### THE PROBLEM
Take every line that has the string "selon" and copy it out.

### Dataset items
+ + + + +

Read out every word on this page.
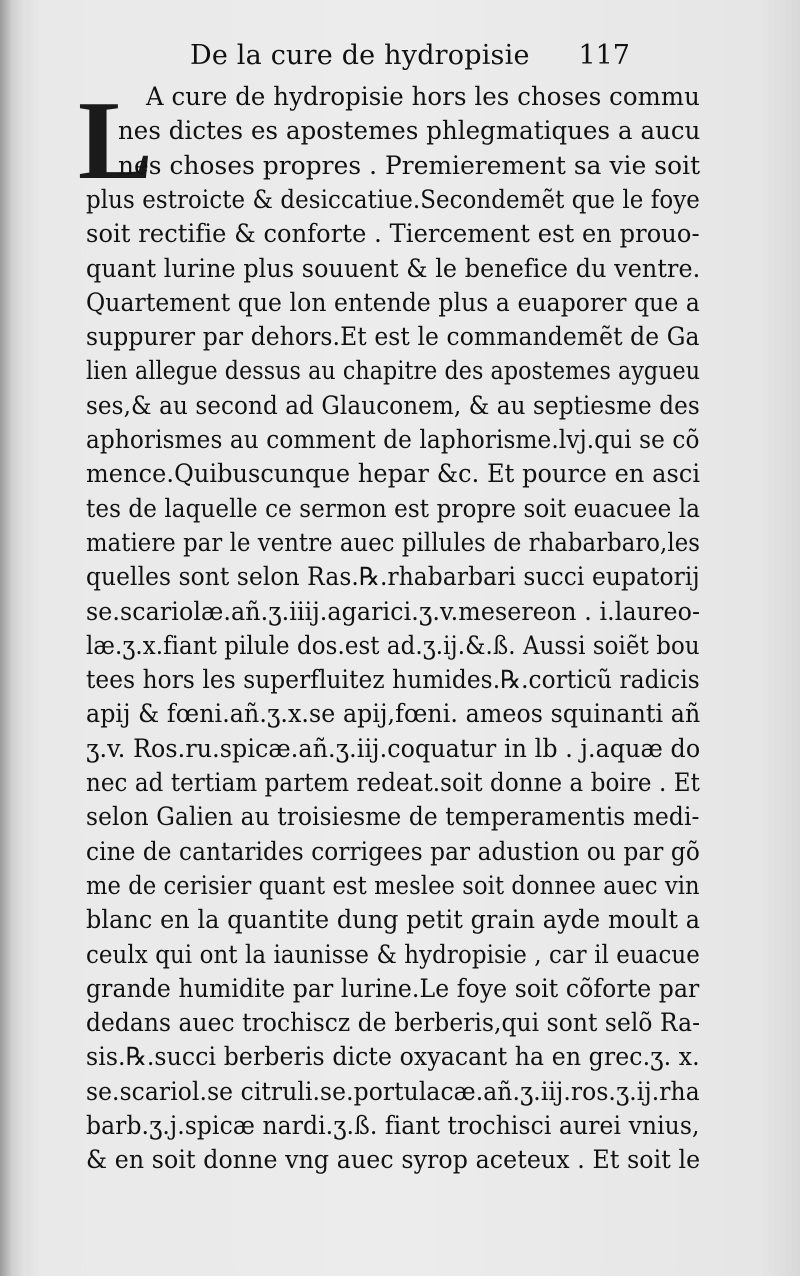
De la cure de hydropisie 117
L
A cure de hydropisie hors les choses commu
nes dictes es apostemes phlegmatiques a aucu
nes choses propres . Premierement sa vie soit
plus estroicte & desiccatiue.Secondemẽt que le foye
soit rectifie & conforte . Tiercement est en prouo-
quant lurine plus souuent & le benefice du ventre.
Quartement que lon entende plus a euaporer que a
suppurer par dehors.Et est le commandemẽt de Ga
lien allegue dessus au chapitre des apostemes aygueu
ses,& au second ad Glauconem, & au septiesme des
aphorismes au comment de laphorisme.lvj.qui se cõ
mence.Quibuscunque hepar &c. Et pource en asci
tes de laquelle ce sermon est propre soit euacuee la
matiere par le ventre auec pillules de rhabarbaro,les
quelles sont selon Ras.℞.rhabarbari succi eupatorij
se.scariolæ.añ.ʒ.iiij.agarici.ʒ.v.mesereon . i.laureo-
læ.ʒ.x.fiant pilule dos.est ad.ʒ.ij.&.ß. Aussi soiẽt bou
tees hors les superfluitez humides.℞.corticũ radicis
apij & fœni.añ.ʒ.x.se apij,fœni. ameos squinanti añ
ʒ.v. Ros.ru.spicæ.añ.ʒ.iij.coquatur in lb . j.aquæ do
nec ad tertiam partem redeat.soit donne a boire . Et
selon Galien au troisiesme de temperamentis medi-
cine de cantarides corrigees par adustion ou par gõ
me de cerisier quant est meslee soit donnee auec vin
blanc en la quantite dung petit grain ayde moult a
ceulx qui ont la iaunisse & hydropisie , car il euacue
grande humidite par lurine.Le foye soit cõforte par
dedans auec trochiscz de berberis,qui sont selõ Ra-
sis.℞.succi berberis dicte oxyacant ha en grec.ʒ. x.
se.scariol.se citruli.se.portulacæ.añ.ʒ.iij.ros.ʒ.ij.rha
barb.ʒ.j.spicæ nardi.ʒ.ß. fiant trochisci aurei vnius,
& en soit donne vng auec syrop aceteux . Et soit le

+ + + + +

### RESPONSE TO THIS EXERCISE
quelles sont selon Ras.℞.rhabarbari succi eupatorij
selon Galien au troisiesme de temperamentis medi-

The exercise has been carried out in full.